§ What the exercise asks: Make an exact copy of the listing below.

··· Records ···

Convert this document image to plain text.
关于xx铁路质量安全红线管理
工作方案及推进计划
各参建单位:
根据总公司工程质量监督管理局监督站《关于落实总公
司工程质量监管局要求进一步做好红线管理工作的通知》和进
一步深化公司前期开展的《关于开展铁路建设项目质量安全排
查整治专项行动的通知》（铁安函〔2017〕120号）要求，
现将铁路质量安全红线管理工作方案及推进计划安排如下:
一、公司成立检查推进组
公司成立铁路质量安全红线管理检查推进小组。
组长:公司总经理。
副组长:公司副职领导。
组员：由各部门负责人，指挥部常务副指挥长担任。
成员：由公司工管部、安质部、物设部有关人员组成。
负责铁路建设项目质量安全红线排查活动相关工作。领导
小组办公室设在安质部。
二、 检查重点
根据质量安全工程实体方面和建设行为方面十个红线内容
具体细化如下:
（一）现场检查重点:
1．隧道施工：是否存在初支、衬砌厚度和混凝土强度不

···

§ Task result:
Convert this document image to plain text.
关于xx铁路质量安全红线管理
工作方案及推进计划
各参建单位:
根据总公司工程质量监督管理局监督站《关于落实总公
司工程质量监管局要求进一步做好红线管理工作的通知》和进
一步深化公司前期开展的《关于开展铁路建设项目质量安全排
查整治专项行动的通知》（铁安函〔2017〕120号）要求，
现将铁路质量安全红线管理工作方案及推进计划安排如下:
一、公司成立检查推进组
公司成立铁路质量安全红线管理检查推进小组。
组长:公司总经理。
副组长:公司副职领导。
组员：由各部门负责人，指挥部常务副指挥长担任。
成员：由公司工管部、安质部、物设部有关人员组成。
负责铁路建设项目质量安全红线排查活动相关工作。领导
小组办公室设在安质部。
二、 检查重点
根据质量安全工程实体方面和建设行为方面十个红线内容
具体细化如下:
（一）现场检查重点:
1．隧道施工：是否存在初支、衬砌厚度和混凝土强度不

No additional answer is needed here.